Exercise objective → Send back the entries below exactly as they appear.
#####
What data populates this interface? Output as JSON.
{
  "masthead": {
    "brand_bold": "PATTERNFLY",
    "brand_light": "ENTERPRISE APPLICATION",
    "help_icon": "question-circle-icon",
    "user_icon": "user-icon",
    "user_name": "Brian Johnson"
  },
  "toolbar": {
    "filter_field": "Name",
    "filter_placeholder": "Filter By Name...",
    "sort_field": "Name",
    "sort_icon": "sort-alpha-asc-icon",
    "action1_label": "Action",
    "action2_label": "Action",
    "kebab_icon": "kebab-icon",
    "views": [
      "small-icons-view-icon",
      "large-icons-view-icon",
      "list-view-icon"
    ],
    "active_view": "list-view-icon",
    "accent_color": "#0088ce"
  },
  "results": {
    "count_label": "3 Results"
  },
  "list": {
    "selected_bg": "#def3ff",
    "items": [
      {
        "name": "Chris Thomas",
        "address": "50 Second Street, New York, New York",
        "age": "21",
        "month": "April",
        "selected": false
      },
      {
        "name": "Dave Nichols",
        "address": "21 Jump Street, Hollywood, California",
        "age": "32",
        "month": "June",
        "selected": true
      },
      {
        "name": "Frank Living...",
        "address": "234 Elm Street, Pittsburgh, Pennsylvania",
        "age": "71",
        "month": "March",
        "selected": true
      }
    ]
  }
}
#####
Task output →
What data populates this interface? Output as JSON.
{
  "masthead": {
    "brand_bold": "PATTERNFLY",
    "brand_light": "ENTERPRISE APPLICATION",
    "help_icon": "question-circle-icon",
    "user_icon": "user-icon",
    "user_name": "Brian Johnson"
  },
  "toolbar": {
    "filter_field": "Name",
    "filter_placeholder": "Filter By Name...",
    "sort_field": "Name",
    "sort_icon": "sort-alpha-asc-icon",
    "action1_label": "Action",
    "action2_label": "Action",
    "kebab_icon": "kebab-icon",
    "views": [
      "small-icons-view-icon",
      "large-icons-view-icon",
      "list-view-icon"
    ],
    "active_view": "list-view-icon",
    "accent_color": "#0088ce"
  },
  "results": {
    "count_label": "3 Results"
  },
  "list": {
    "selected_bg": "#def3ff",
    "items": [
      {
        "name": "Chris Thomas",
        "address": "50 Second Street, New York, New York",
        "age": "21",
        "month": "April",
        "selected": false
      },
      {
        "name": "Dave Nichols",
        "address": "21 Jump Street, Hollywood, California",
        "age": "32",
        "month": "June",
        "selected": true
      },
      {
        "name": "Frank Living...",
        "address": "234 Elm Street, Pittsburgh, Pennsylvania",
        "age": "71",
        "month": "March",
        "selected": true
      }
    ]
  }
}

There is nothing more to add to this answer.